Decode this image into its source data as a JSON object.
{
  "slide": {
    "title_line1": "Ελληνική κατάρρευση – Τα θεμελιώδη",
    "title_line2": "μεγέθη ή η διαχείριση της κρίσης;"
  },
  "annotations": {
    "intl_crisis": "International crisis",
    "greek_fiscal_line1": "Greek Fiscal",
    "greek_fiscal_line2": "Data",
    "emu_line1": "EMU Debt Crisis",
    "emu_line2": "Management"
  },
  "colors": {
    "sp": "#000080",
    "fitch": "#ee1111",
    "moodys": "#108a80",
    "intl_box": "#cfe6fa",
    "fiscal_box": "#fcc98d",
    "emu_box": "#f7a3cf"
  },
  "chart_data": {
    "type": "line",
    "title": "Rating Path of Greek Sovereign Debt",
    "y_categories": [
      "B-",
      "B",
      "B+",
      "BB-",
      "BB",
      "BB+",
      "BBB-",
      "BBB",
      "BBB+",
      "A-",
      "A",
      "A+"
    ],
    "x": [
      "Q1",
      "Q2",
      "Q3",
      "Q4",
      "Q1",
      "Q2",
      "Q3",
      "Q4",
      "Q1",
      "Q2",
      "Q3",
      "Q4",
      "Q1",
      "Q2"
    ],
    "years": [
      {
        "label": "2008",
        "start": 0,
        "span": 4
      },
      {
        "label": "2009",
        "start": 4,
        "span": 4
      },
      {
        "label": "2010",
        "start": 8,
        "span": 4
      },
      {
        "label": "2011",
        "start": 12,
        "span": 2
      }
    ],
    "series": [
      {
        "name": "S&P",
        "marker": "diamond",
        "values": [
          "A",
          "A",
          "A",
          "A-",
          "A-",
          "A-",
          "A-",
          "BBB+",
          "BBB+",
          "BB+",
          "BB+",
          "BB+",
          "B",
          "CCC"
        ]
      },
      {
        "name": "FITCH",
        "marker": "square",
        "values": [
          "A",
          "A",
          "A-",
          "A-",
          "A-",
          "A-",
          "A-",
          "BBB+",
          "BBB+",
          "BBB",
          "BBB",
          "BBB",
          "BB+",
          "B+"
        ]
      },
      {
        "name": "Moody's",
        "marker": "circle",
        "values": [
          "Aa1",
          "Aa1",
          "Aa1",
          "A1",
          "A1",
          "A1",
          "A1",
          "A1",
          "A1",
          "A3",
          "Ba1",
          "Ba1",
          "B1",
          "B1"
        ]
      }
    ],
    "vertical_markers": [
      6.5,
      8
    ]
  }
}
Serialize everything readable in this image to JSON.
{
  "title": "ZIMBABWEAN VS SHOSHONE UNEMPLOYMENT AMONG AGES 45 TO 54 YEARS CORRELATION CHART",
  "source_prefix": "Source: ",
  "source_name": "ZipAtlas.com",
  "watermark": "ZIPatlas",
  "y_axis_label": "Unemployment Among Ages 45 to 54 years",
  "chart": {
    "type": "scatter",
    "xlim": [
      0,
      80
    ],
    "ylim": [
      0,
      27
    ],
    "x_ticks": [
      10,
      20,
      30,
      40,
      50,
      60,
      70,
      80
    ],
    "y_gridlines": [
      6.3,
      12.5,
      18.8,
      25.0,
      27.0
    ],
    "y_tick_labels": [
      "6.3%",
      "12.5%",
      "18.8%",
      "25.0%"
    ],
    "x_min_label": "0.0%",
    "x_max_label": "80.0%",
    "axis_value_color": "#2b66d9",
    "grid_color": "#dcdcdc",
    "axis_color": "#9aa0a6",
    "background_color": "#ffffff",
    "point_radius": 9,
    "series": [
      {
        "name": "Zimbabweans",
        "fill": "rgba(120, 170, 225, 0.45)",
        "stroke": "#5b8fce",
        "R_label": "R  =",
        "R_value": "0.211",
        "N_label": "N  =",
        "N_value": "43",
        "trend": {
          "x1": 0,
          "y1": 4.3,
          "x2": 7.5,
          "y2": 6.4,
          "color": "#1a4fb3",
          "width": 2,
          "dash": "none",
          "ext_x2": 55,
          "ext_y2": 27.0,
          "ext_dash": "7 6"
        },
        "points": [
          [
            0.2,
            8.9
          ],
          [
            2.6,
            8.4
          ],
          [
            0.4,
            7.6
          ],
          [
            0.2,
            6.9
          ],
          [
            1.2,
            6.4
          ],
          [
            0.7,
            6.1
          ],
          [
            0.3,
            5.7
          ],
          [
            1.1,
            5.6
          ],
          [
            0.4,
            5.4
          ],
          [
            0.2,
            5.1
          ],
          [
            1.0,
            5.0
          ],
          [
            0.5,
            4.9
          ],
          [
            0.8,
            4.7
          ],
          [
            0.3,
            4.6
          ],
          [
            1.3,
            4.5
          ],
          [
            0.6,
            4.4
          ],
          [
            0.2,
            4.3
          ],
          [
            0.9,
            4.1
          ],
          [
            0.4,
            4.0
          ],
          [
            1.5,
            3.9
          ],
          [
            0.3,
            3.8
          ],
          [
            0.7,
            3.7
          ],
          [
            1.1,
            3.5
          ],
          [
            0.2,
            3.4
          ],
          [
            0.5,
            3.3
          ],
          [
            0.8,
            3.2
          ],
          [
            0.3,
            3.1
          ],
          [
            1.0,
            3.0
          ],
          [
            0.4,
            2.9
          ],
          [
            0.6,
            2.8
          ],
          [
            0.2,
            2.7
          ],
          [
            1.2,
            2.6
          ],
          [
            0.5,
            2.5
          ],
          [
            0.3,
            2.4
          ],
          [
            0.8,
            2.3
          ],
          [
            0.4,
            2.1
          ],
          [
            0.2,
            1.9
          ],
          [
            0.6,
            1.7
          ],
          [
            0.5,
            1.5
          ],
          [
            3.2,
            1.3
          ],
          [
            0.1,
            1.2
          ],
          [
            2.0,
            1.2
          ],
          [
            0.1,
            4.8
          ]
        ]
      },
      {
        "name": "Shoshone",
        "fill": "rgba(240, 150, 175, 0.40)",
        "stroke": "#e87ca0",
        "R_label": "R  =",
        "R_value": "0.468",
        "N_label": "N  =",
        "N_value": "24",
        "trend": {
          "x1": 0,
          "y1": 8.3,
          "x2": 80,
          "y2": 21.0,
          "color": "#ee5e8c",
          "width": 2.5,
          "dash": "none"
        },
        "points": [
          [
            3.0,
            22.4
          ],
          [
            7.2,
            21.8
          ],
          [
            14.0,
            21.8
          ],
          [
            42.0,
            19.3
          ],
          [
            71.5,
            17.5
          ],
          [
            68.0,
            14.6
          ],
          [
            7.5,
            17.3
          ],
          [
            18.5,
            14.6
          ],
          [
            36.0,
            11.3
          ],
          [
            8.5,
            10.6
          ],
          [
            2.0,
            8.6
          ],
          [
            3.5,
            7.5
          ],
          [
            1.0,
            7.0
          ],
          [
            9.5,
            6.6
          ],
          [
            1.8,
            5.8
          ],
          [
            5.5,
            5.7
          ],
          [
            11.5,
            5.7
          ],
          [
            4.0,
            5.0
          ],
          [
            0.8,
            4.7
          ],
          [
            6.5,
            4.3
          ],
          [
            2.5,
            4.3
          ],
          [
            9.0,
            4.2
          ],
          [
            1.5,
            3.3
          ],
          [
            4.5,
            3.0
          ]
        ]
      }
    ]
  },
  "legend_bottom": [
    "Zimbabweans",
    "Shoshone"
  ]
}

▶ TASK PROMPT
Repeat the data above, word for word.

▶ SOLUTION
Decode this image into its source data as a JSON object.
{
  "slide": {
    "title_line1": "Ελληνική κατάρρευση – Τα θεμελιώδη",
    "title_line2": "μεγέθη ή η διαχείριση της κρίσης;"
  },
  "annotations": {
    "intl_crisis": "International crisis",
    "greek_fiscal_line1": "Greek Fiscal",
    "greek_fiscal_line2": "Data",
    "emu_line1": "EMU Debt Crisis",
    "emu_line2": "Management"
  },
  "colors": {
    "sp": "#000080",
    "fitch": "#ee1111",
    "moodys": "#108a80",
    "intl_box": "#cfe6fa",
    "fiscal_box": "#fcc98d",
    "emu_box": "#f7a3cf"
  },
  "chart_data": {
    "type": "line",
    "title": "Rating Path of Greek Sovereign Debt",
    "y_categories": [
      "B-",
      "B",
      "B+",
      "BB-",
      "BB",
      "BB+",
      "BBB-",
      "BBB",
      "BBB+",
      "A-",
      "A",
      "A+"
    ],
    "x": [
      "Q1",
      "Q2",
      "Q3",
      "Q4",
      "Q1",
      "Q2",
      "Q3",
      "Q4",
      "Q1",
      "Q2",
      "Q3",
      "Q4",
      "Q1",
      "Q2"
    ],
    "years": [
      {
        "label": "2008",
        "start": 0,
        "span": 4
      },
      {
        "label": "2009",
        "start": 4,
        "span": 4
      },
      {
        "label": "2010",
        "start": 8,
        "span": 4
      },
      {
        "label": "2011",
        "start": 12,
        "span": 2
      }
    ],
    "series": [
      {
        "name": "S&P",
        "marker": "diamond",
        "values": [
          "A",
          "A",
          "A",
          "A-",
          "A-",
          "A-",
          "A-",
          "BBB+",
          "BBB+",
          "BB+",
          "BB+",
          "BB+",
          "B",
          "CCC"
        ]
      },
      {
        "name": "FITCH",
        "marker": "square",
        "values": [
          "A",
          "A",
          "A-",
          "A-",
          "A-",
          "A-",
          "A-",
          "BBB+",
          "BBB+",
          "BBB",
          "BBB",
          "BBB",
          "BB+",
          "B+"
        ]
      },
      {
        "name": "Moody's",
        "marker": "circle",
        "values": [
          "Aa1",
          "Aa1",
          "Aa1",
          "A1",
          "A1",
          "A1",
          "A1",
          "A1",
          "A1",
          "A3",
          "Ba1",
          "Ba1",
          "B1",
          "B1"
        ]
      }
    ],
    "vertical_markers": [
      6.5,
      8
    ]
  }
}
Serialize everything readable in this image to JSON.
{
  "title": "ZIMBABWEAN VS SHOSHONE UNEMPLOYMENT AMONG AGES 45 TO 54 YEARS CORRELATION CHART",
  "source_prefix": "Source: ",
  "source_name": "ZipAtlas.com",
  "watermark": "ZIPatlas",
  "y_axis_label": "Unemployment Among Ages 45 to 54 years",
  "chart": {
    "type": "scatter",
    "xlim": [
      0,
      80
    ],
    "ylim": [
      0,
      27
    ],
    "x_ticks": [
      10,
      20,
      30,
      40,
      50,
      60,
      70,
      80
    ],
    "y_gridlines": [
      6.3,
      12.5,
      18.8,
      25.0,
      27.0
    ],
    "y_tick_labels": [
      "6.3%",
      "12.5%",
      "18.8%",
      "25.0%"
    ],
    "x_min_label": "0.0%",
    "x_max_label": "80.0%",
    "axis_value_color": "#2b66d9",
    "grid_color": "#dcdcdc",
    "axis_color": "#9aa0a6",
    "background_color": "#ffffff",
    "point_radius": 9,
    "series": [
      {
        "name": "Zimbabweans",
        "fill": "rgba(120, 170, 225, 0.45)",
        "stroke": "#5b8fce",
        "R_label": "R  =",
        "R_value": "0.211",
        "N_label": "N  =",
        "N_value": "43",
        "trend": {
          "x1": 0,
          "y1": 4.3,
          "x2": 7.5,
          "y2": 6.4,
          "color": "#1a4fb3",
          "width": 2,
          "dash": "none",
          "ext_x2": 55,
          "ext_y2": 27.0,
          "ext_dash": "7 6"
        },
        "points": [
          [
            0.2,
            8.9
          ],
          [
            2.6,
            8.4
          ],
          [
            0.4,
            7.6
          ],
          [
            0.2,
            6.9
          ],
          [
            1.2,
            6.4
          ],
          [
            0.7,
            6.1
          ],
          [
            0.3,
            5.7
          ],
          [
            1.1,
            5.6
          ],
          [
            0.4,
            5.4
          ],
          [
            0.2,
            5.1
          ],
          [
            1.0,
            5.0
          ],
          [
            0.5,
            4.9
          ],
          [
            0.8,
            4.7
          ],
          [
            0.3,
            4.6
          ],
          [
            1.3,
            4.5
          ],
          [
            0.6,
            4.4
          ],
          [
            0.2,
            4.3
          ],
          [
            0.9,
            4.1
          ],
          [
            0.4,
            4.0
          ],
          [
            1.5,
            3.9
          ],
          [
            0.3,
            3.8
          ],
          [
            0.7,
            3.7
          ],
          [
            1.1,
            3.5
          ],
          [
            0.2,
            3.4
          ],
          [
            0.5,
            3.3
          ],
          [
            0.8,
            3.2
          ],
          [
            0.3,
            3.1
          ],
          [
            1.0,
            3.0
          ],
          [
            0.4,
            2.9
          ],
          [
            0.6,
            2.8
          ],
          [
            0.2,
            2.7
          ],
          [
            1.2,
            2.6
          ],
          [
            0.5,
            2.5
          ],
          [
            0.3,
            2.4
          ],
          [
            0.8,
            2.3
          ],
          [
            0.4,
            2.1
          ],
          [
            0.2,
            1.9
          ],
          [
            0.6,
            1.7
          ],
          [
            0.5,
            1.5
          ],
          [
            3.2,
            1.3
          ],
          [
            0.1,
            1.2
          ],
          [
            2.0,
            1.2
          ],
          [
            0.1,
            4.8
          ]
        ]
      },
      {
        "name": "Shoshone",
        "fill": "rgba(240, 150, 175, 0.40)",
        "stroke": "#e87ca0",
        "R_label": "R  =",
        "R_value": "0.468",
        "N_label": "N  =",
        "N_value": "24",
        "trend": {
          "x1": 0,
          "y1": 8.3,
          "x2": 80,
          "y2": 21.0,
          "color": "#ee5e8c",
          "width": 2.5,
          "dash": "none"
        },
        "points": [
          [
            3.0,
            22.4
          ],
          [
            7.2,
            21.8
          ],
          [
            14.0,
            21.8
          ],
          [
            42.0,
            19.3
          ],
          [
            71.5,
            17.5
          ],
          [
            68.0,
            14.6
          ],
          [
            7.5,
            17.3
          ],
          [
            18.5,
            14.6
          ],
          [
            36.0,
            11.3
          ],
          [
            8.5,
            10.6
          ],
          [
            2.0,
            8.6
          ],
          [
            3.5,
            7.5
          ],
          [
            1.0,
            7.0
          ],
          [
            9.5,
            6.6
          ],
          [
            1.8,
            5.8
          ],
          [
            5.5,
            5.7
          ],
          [
            11.5,
            5.7
          ],
          [
            4.0,
            5.0
          ],
          [
            0.8,
            4.7
          ],
          [
            6.5,
            4.3
          ],
          [
            2.5,
            4.3
          ],
          [
            9.0,
            4.2
          ],
          [
            1.5,
            3.3
          ],
          [
            4.5,
            3.0
          ]
        ]
      }
    ]
  },
  "legend_bottom": [
    "Zimbabweans",
    "Shoshone"
  ]
}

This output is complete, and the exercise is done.